WRITTEN TASK.
Copy the entries below exactly. Images do not belong in the copy.

---- RECORDS TO USE

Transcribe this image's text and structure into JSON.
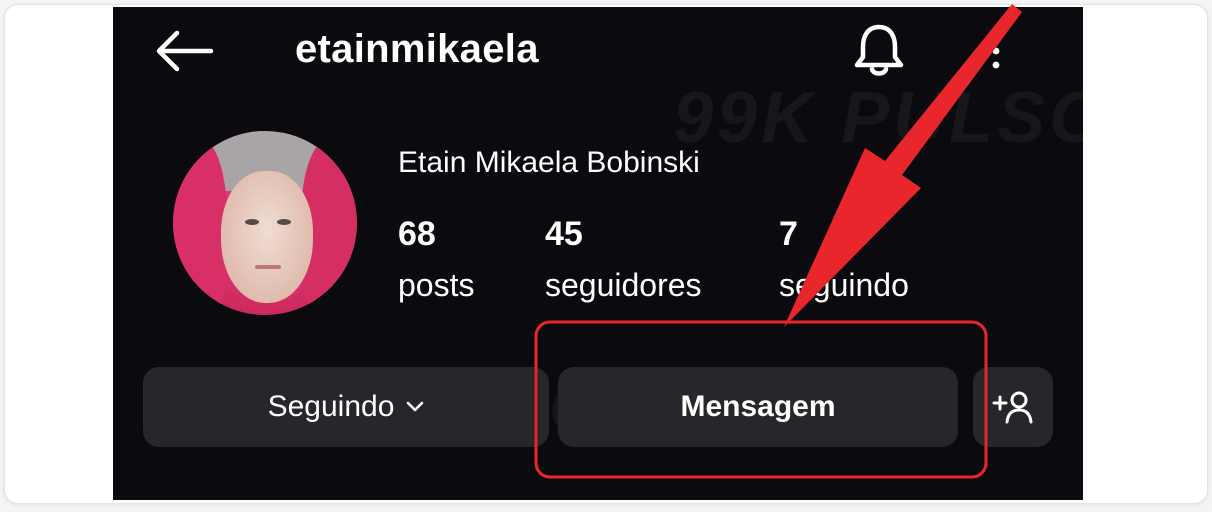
{
  "header": {
    "username": "etainmikaela",
    "back_icon": "arrow-left-icon",
    "bell_icon": "bell-icon",
    "more_icon": "vertical-dots-icon"
  },
  "profile": {
    "full_name": "Etain Mikaela Bobinski",
    "stats": [
      {
        "value": "68",
        "label": "posts"
      },
      {
        "value": "45",
        "label": "seguidores"
      },
      {
        "value": "7",
        "label": "seguindo"
      }
    ]
  },
  "actions": {
    "following_label": "Seguindo",
    "message_label": "Mensagem",
    "add_person_icon": "add-person-icon"
  },
  "annotation": {
    "highlight_color": "#e8262c",
    "arrow_color": "#e8262c"
  },
  "colors": {
    "screen_bg": "#0b0b0f",
    "button_bg": "#26272b",
    "text": "#ffffff"
  }
}
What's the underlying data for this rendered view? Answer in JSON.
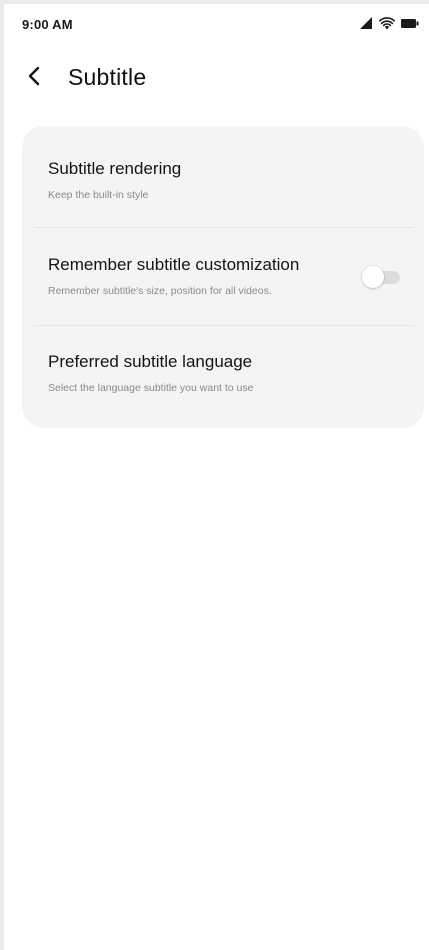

--------

ANSWER TO THIS EXERCISE.
Transcribe this image's text and structure into JSON.
{
  "header": {
    "username": "etainmikaela",
    "back_icon": "arrow-left-icon",
    "bell_icon": "bell-icon",
    "more_icon": "vertical-dots-icon"
  },
  "profile": {
    "full_name": "Etain Mikaela Bobinski",
    "stats": [
      {
        "value": "68",
        "label": "posts"
      },
      {
        "value": "45",
        "label": "seguidores"
      },
      {
        "value": "7",
        "label": "seguindo"
      }
    ]
  },
  "actions": {
    "following_label": "Seguindo",
    "message_label": "Mensagem",
    "add_person_icon": "add-person-icon"
  },
  "annotation": {
    "highlight_color": "#e8262c",
    "arrow_color": "#e8262c"
  },
  "colors": {
    "screen_bg": "#0b0b0f",
    "button_bg": "#26272b",
    "text": "#ffffff"
  }
}
What's the underlying data for this rendered view? Answer in JSON.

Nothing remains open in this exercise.